*Given instruction*. Reproduce the following lines exactly.

*Records supplied*.

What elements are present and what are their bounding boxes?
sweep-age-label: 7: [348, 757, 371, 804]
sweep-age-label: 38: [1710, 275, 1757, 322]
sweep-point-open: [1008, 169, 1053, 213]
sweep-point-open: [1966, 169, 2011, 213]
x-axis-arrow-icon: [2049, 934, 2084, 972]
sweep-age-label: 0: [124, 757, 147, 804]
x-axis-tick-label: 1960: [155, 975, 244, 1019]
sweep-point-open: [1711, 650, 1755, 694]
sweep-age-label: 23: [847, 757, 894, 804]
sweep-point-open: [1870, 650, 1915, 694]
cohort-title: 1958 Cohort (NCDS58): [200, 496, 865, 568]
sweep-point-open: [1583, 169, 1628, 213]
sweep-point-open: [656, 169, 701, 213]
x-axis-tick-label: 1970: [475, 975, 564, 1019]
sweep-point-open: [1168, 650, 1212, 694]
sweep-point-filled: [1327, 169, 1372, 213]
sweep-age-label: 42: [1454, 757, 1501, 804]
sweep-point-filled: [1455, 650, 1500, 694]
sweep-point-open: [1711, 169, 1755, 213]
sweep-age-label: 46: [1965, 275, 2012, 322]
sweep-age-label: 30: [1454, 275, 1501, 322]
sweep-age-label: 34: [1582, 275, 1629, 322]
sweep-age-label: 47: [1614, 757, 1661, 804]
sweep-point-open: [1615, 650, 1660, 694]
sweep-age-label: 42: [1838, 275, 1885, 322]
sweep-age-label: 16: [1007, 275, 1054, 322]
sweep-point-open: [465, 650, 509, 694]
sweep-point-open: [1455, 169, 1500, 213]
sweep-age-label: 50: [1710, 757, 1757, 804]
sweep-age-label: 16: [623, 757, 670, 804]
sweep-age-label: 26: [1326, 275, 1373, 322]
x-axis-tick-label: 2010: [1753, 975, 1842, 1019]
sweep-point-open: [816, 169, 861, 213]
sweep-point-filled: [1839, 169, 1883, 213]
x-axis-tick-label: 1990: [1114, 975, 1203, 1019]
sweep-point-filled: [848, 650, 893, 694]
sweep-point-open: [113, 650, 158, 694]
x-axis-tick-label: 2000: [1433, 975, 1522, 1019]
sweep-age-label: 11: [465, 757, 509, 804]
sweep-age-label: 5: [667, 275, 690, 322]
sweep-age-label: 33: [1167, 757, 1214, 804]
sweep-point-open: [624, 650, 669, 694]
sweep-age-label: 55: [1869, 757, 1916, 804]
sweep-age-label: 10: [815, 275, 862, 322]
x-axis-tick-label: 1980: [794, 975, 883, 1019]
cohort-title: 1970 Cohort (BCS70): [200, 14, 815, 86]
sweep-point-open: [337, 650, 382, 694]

*Expected answer*.
What elements are present and what are their bounding boxes?
sweep-age-label: 7: [348, 757, 371, 804]
sweep-age-label: 38: [1710, 275, 1757, 322]
sweep-point-open: [1008, 169, 1053, 213]
sweep-point-open: [1966, 169, 2011, 213]
x-axis-arrow-icon: [2049, 934, 2084, 972]
sweep-age-label: 0: [124, 757, 147, 804]
x-axis-tick-label: 1960: [155, 975, 244, 1019]
sweep-point-open: [1711, 650, 1755, 694]
sweep-age-label: 23: [847, 757, 894, 804]
sweep-point-open: [1870, 650, 1915, 694]
cohort-title: 1958 Cohort (NCDS58): [200, 496, 865, 568]
sweep-point-open: [1583, 169, 1628, 213]
sweep-point-open: [656, 169, 701, 213]
x-axis-tick-label: 1970: [475, 975, 564, 1019]
sweep-point-open: [1168, 650, 1212, 694]
sweep-point-filled: [1327, 169, 1372, 213]
sweep-age-label: 42: [1454, 757, 1501, 804]
sweep-point-filled: [1455, 650, 1500, 694]
sweep-point-open: [1711, 169, 1755, 213]
sweep-age-label: 46: [1965, 275, 2012, 322]
sweep-age-label: 30: [1454, 275, 1501, 322]
sweep-age-label: 34: [1582, 275, 1629, 322]
sweep-age-label: 47: [1614, 757, 1661, 804]
sweep-point-open: [1615, 650, 1660, 694]
sweep-age-label: 42: [1838, 275, 1885, 322]
sweep-age-label: 16: [1007, 275, 1054, 322]
sweep-point-open: [465, 650, 509, 694]
sweep-point-open: [1455, 169, 1500, 213]
sweep-age-label: 50: [1710, 757, 1757, 804]
sweep-age-label: 16: [623, 757, 670, 804]
sweep-age-label: 26: [1326, 275, 1373, 322]
x-axis-tick-label: 2010: [1753, 975, 1842, 1019]
sweep-point-open: [816, 169, 861, 213]
sweep-point-filled: [1839, 169, 1883, 213]
x-axis-tick-label: 1990: [1114, 975, 1203, 1019]
sweep-point-filled: [848, 650, 893, 694]
sweep-point-open: [113, 650, 158, 694]
x-axis-tick-label: 2000: [1433, 975, 1522, 1019]
sweep-age-label: 11: [465, 757, 509, 804]
sweep-age-label: 5: [667, 275, 690, 322]
sweep-age-label: 33: [1167, 757, 1214, 804]
sweep-point-open: [624, 650, 669, 694]
sweep-age-label: 55: [1869, 757, 1916, 804]
sweep-age-label: 10: [815, 275, 862, 322]
x-axis-tick-label: 1980: [794, 975, 883, 1019]
cohort-title: 1970 Cohort (BCS70): [200, 14, 815, 86]
sweep-point-open: [337, 650, 382, 694]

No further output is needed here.